** DATASET CONTENT **

○ ○ ○ ○

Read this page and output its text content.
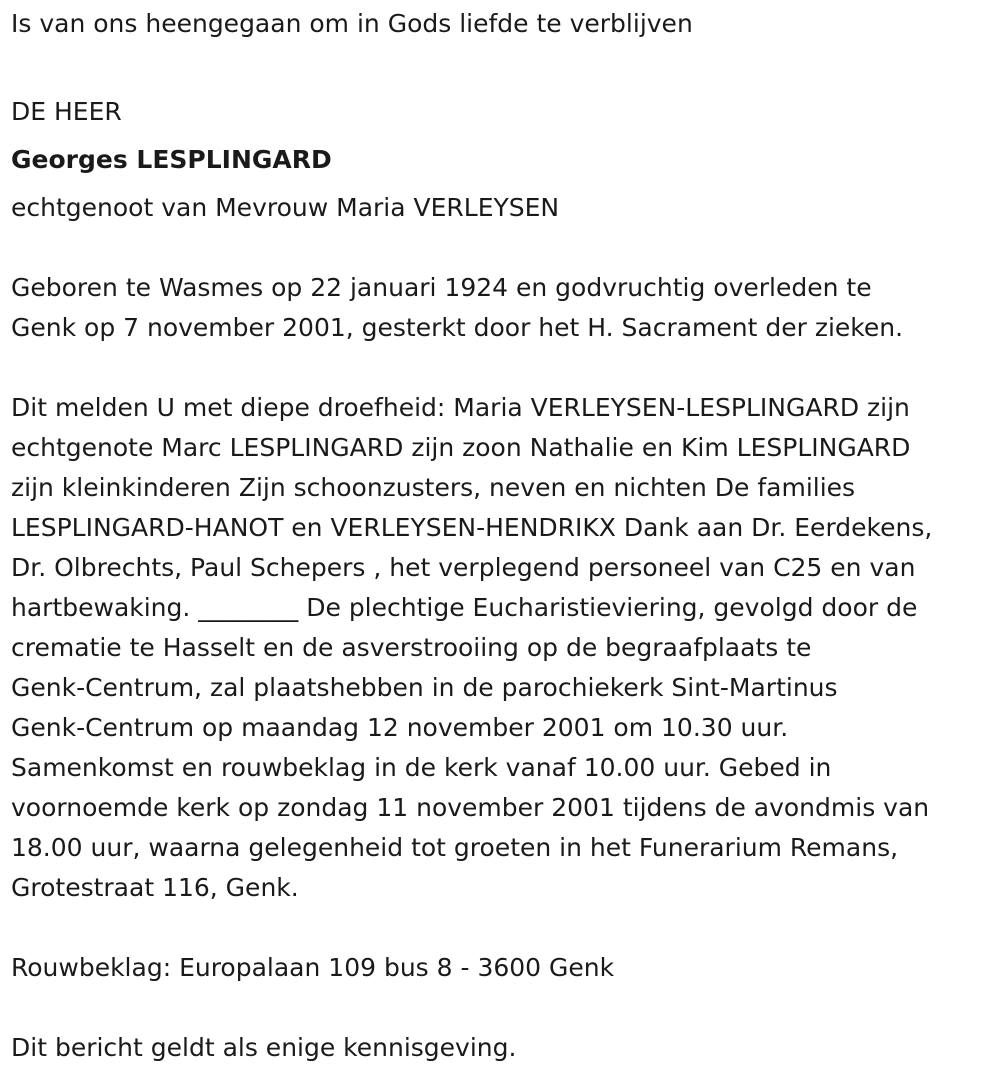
Is van ons heengegaan om in Gods liefde te verblijven

DE HEER

Georges LESPLINGARD

echtgenoot van Mevrouw Maria VERLEYSEN

Geboren te Wasmes op 22 januari 1924 en godvruchtig overleden te

Genk op 7 november 2001, gesterkt door het H. Sacrament der zieken.

Dit melden U met diepe droefheid: Maria VERLEYSEN-LESPLINGARD zijn

echtgenote Marc LESPLINGARD zijn zoon Nathalie en Kim LESPLINGARD

zijn kleinkinderen Zijn schoonzusters, neven en nichten De families

LESPLINGARD-HANOT en VERLEYSEN-HENDRIKX Dank aan Dr. Eerdekens,

Dr. Olbrechts, Paul Schepers , het verplegend personeel van C25 en van

hartbewaking. ________ De plechtige Eucharistieviering, gevolgd door de

crematie te Hasselt en de asverstrooiing op de begraafplaats te

Genk-Centrum, zal plaatshebben in de parochiekerk Sint-Martinus

Genk-Centrum op maandag 12 november 2001 om 10.30 uur.

Samenkomst en rouwbeklag in de kerk vanaf 10.00 uur. Gebed in

voornoemde kerk op zondag 11 november 2001 tijdens de avondmis van

18.00 uur, waarna gelegenheid tot groeten in het Funerarium Remans,

Grotestraat 116, Genk.

Rouwbeklag: Europalaan 109 bus 8 - 3600 Genk

Dit bericht geldt als enige kennisgeving.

○ ○ ○ ○

** WRITTEN EXERCISE **
Write the entries above out in full, exactly, with no images.

** COMPLETE RESPONSE **
Read this page and output its text content.
Is van ons heengegaan om in Gods liefde te verblijven

DE HEER

Georges LESPLINGARD

echtgenoot van Mevrouw Maria VERLEYSEN

Geboren te Wasmes op 22 januari 1924 en godvruchtig overleden te

Genk op 7 november 2001, gesterkt door het H. Sacrament der zieken.

Dit melden U met diepe droefheid: Maria VERLEYSEN-LESPLINGARD zijn

echtgenote Marc LESPLINGARD zijn zoon Nathalie en Kim LESPLINGARD

zijn kleinkinderen Zijn schoonzusters, neven en nichten De families

LESPLINGARD-HANOT en VERLEYSEN-HENDRIKX Dank aan Dr. Eerdekens,

Dr. Olbrechts, Paul Schepers , het verplegend personeel van C25 en van

hartbewaking. ________ De plechtige Eucharistieviering, gevolgd door de

crematie te Hasselt en de asverstrooiing op de begraafplaats te

Genk-Centrum, zal plaatshebben in de parochiekerk Sint-Martinus

Genk-Centrum op maandag 12 november 2001 om 10.30 uur.

Samenkomst en rouwbeklag in de kerk vanaf 10.00 uur. Gebed in

voornoemde kerk op zondag 11 november 2001 tijdens de avondmis van

18.00 uur, waarna gelegenheid tot groeten in het Funerarium Remans,

Grotestraat 116, Genk.

Rouwbeklag: Europalaan 109 bus 8 - 3600 Genk

Dit bericht geldt als enige kennisgeving.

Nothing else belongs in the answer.